### Task requirements
Return all of the entries exactly as written.

### Records for the task
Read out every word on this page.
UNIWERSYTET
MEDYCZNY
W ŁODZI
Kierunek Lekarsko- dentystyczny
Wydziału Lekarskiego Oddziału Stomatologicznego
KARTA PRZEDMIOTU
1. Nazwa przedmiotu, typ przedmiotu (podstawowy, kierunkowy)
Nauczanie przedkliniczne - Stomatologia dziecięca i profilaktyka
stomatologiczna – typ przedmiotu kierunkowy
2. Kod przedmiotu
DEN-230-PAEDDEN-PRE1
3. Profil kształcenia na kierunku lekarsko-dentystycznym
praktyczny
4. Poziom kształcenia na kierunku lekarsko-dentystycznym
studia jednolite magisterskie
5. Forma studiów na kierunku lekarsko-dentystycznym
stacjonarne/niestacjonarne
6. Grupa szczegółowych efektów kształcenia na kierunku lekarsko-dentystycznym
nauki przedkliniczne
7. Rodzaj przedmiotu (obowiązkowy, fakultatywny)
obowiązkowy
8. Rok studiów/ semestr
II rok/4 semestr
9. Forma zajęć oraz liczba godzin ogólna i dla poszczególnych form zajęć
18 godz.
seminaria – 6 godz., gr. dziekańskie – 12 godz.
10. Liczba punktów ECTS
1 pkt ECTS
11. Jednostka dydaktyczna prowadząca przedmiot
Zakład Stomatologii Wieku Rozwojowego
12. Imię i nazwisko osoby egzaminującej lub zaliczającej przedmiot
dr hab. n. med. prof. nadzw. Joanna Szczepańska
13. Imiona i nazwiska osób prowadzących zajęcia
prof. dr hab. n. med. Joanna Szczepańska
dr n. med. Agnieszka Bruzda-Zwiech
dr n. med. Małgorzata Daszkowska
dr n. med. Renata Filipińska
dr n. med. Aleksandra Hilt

### Solution below
Read out every word on this page.
UNIWERSYTET
MEDYCZNY
W ŁODZI
Kierunek Lekarsko- dentystyczny
Wydziału Lekarskiego Oddziału Stomatologicznego
KARTA PRZEDMIOTU
1. Nazwa przedmiotu, typ przedmiotu (podstawowy, kierunkowy)
Nauczanie przedkliniczne - Stomatologia dziecięca i profilaktyka
stomatologiczna – typ przedmiotu kierunkowy
2. Kod przedmiotu
DEN-230-PAEDDEN-PRE1
3. Profil kształcenia na kierunku lekarsko-dentystycznym
praktyczny
4. Poziom kształcenia na kierunku lekarsko-dentystycznym
studia jednolite magisterskie
5. Forma studiów na kierunku lekarsko-dentystycznym
stacjonarne/niestacjonarne
6. Grupa szczegółowych efektów kształcenia na kierunku lekarsko-dentystycznym
nauki przedkliniczne
7. Rodzaj przedmiotu (obowiązkowy, fakultatywny)
obowiązkowy
8. Rok studiów/ semestr
II rok/4 semestr
9. Forma zajęć oraz liczba godzin ogólna i dla poszczególnych form zajęć
18 godz.
seminaria – 6 godz., gr. dziekańskie – 12 godz.
10. Liczba punktów ECTS
1 pkt ECTS
11. Jednostka dydaktyczna prowadząca przedmiot
Zakład Stomatologii Wieku Rozwojowego
12. Imię i nazwisko osoby egzaminującej lub zaliczającej przedmiot
dr hab. n. med. prof. nadzw. Joanna Szczepańska
13. Imiona i nazwiska osób prowadzących zajęcia
prof. dr hab. n. med. Joanna Szczepańska
dr n. med. Agnieszka Bruzda-Zwiech
dr n. med. Małgorzata Daszkowska
dr n. med. Renata Filipińska
dr n. med. Aleksandra Hilt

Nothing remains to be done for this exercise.